_Given exercise_. Extract each line bearing the word "journaux".

Saved entries

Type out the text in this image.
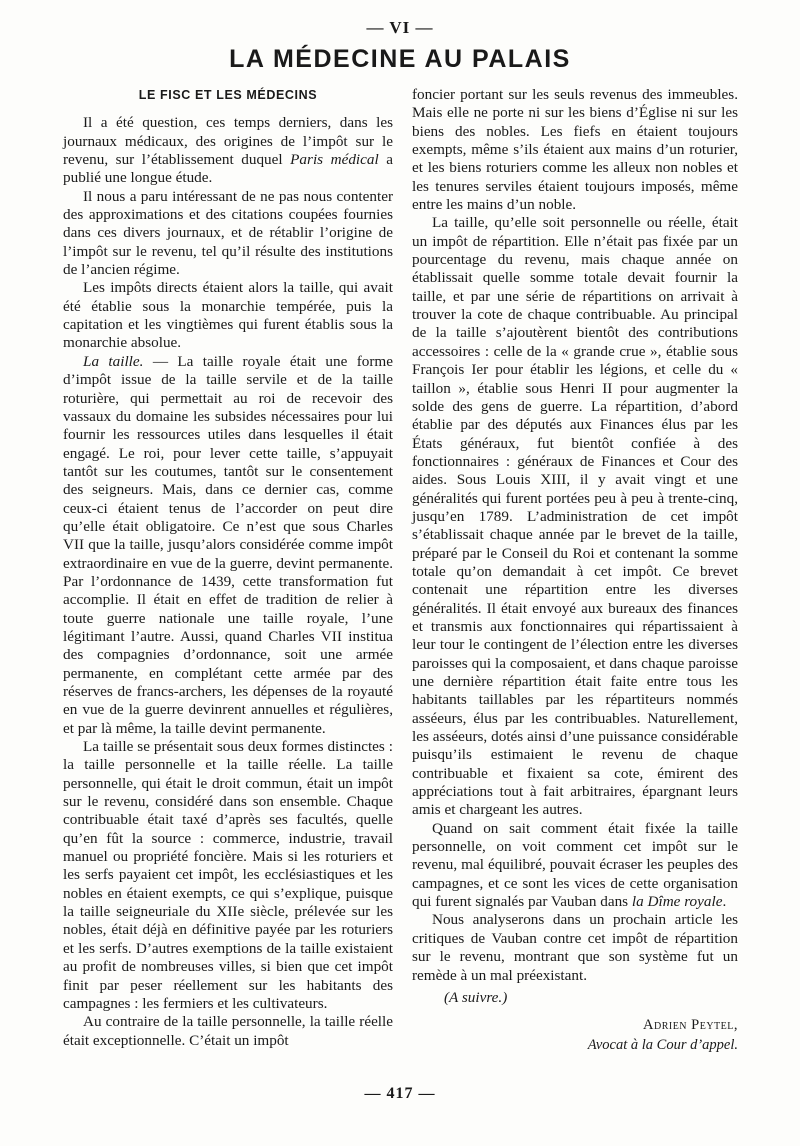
— VI —
LA MÉDECINE AU PALAIS
LE FISC ET LES MÉDECINS

Il a été question, ces temps derniers, dans les journaux médicaux, des origines de l’impôt sur le revenu, sur l’établissement duquel Paris médical a publié une longue étude.

Il nous a paru intéressant de ne pas nous contenter des approximations et des citations coupées fournies dans ces divers journaux, et de rétablir l’origine de l’impôt sur le revenu, tel qu’il résulte des institutions de l’ancien régime.

Les impôts directs étaient alors la taille, qui avait été établie sous la monarchie tempérée, puis la capitation et les vingtièmes qui furent établis sous la monarchie absolue.

La taille. — La taille royale était une forme d’impôt issue de la taille servile et de la taille roturière, qui permettait au roi de recevoir des vassaux du domaine les subsides nécessaires pour lui fournir les ressources utiles dans lesquelles il était engagé. Le roi, pour lever cette taille, s’appuyait tantôt sur les coutumes, tantôt sur le consentement des seigneurs. Mais, dans ce dernier cas, comme ceux-ci étaient tenus de l’accorder on peut dire qu’elle était obligatoire. Ce n’est que sous Charles VII que la taille, jusqu’alors considérée comme impôt extraordinaire en vue de la guerre, devint permanente. Par l’ordonnance de 1439, cette transformation fut accomplie. Il était en effet de tradition de relier à toute guerre nationale une taille royale, l’une légitimant l’autre. Aussi, quand Charles VII institua des compagnies d’ordonnance, soit une armée permanente, en complétant cette armée par des réserves de francs-archers, les dépenses de la royauté en vue de la guerre devinrent annuelles et régulières, et par là même, la taille devint permanente.

La taille se présentait sous deux formes distinctes : la taille personnelle et la taille réelle. La taille personnelle, qui était le droit commun, était un impôt sur le revenu, considéré dans son ensemble. Chaque contribuable était taxé d’après ses facultés, quelle qu’en fût la source : commerce, industrie, travail manuel ou propriété foncière. Mais si les roturiers et les serfs payaient cet impôt, les ecclésiastiques et les nobles en étaient exempts, ce qui s’explique, puisque la taille seigneuriale du XIIe siècle, prélevée sur les nobles, était déjà en définitive payée par les roturiers et les serfs. D’autres exemptions de la taille existaient au profit de nombreuses villes, si bien que cet impôt finit par peser réellement sur les habitants des campagnes : les fermiers et les cultivateurs.

Au contraire de la taille personnelle, la taille réelle était exceptionnelle. C’était un impôt

foncier portant sur les seuls revenus des immeubles. Mais elle ne porte ni sur les biens d’Église ni sur les biens des nobles. Les fiefs en étaient toujours exempts, même s’ils étaient aux mains d’un roturier, et les biens roturiers comme les alleux non nobles et les tenures serviles étaient toujours imposés, même entre les mains d’un noble.

La taille, qu’elle soit personnelle ou réelle, était un impôt de répartition. Elle n’était pas fixée par un pourcentage du revenu, mais chaque année on établissait quelle somme totale devait fournir la taille, et par une série de répartitions on arrivait à trouver la cote de chaque contribuable. Au principal de la taille s’ajoutèrent bientôt des contributions accessoires : celle de la « grande crue », établie sous François Ier pour établir les légions, et celle du « taillon », établie sous Henri II pour augmenter la solde des gens de guerre. La répartition, d’abord établie par des députés aux Finances élus par les États généraux, fut bientôt confiée à des fonctionnaires : généraux de Finances et Cour des aides. Sous Louis XIII, il y avait vingt et une généralités qui furent portées peu à peu à trente-cinq, jusqu’en 1789. L’administration de cet impôt s’établissait chaque année par le brevet de la taille, préparé par le Conseil du Roi et contenant la somme totale qu’on demandait à cet impôt. Ce brevet contenait une répartition entre les diverses généralités. Il était envoyé aux bureaux des finances et transmis aux fonctionnaires qui répartissaient à leur tour le contingent de l’élection entre les diverses paroisses qui la composaient, et dans chaque paroisse une dernière répartition était faite entre tous les habitants taillables par les répartiteurs nommés asséeurs, élus par les contribuables. Naturellement, les asséeurs, dotés ainsi d’une puissance considérable puisqu’ils estimaient le revenu de chaque contribuable et fixaient sa cote, émirent des appréciations tout à fait arbitraires, épargnant leurs amis et chargeant les autres.

Quand on sait comment était fixée la taille personnelle, on voit comment cet impôt sur le revenu, mal équilibré, pouvait écraser les peuples des campagnes, et ce sont les vices de cette organisation qui furent signalés par Vauban dans la Dîme royale.

Nous analyserons dans un prochain article les critiques de Vauban contre cet impôt de répartition sur le revenu, montrant que son système fut un remède à un mal préexistant.

(A suivre.)
Adrien Peytel,
Avocat à la Cour d’appel.
— 417 —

_Problem solution_.
Il a été question, ces temps derniers, dans les journaux médicaux, des origines de l’impôt sur le revenu, sur l’établissement duquel Paris médical a publié une longue étude.
Il nous a paru intéressant de ne pas nous contenter des approximations et des citations coupées fournies dans ces divers journaux, et de rétablir l’origine de l’impôt sur le revenu, tel qu’il résulte des institutions de l’ancien régime.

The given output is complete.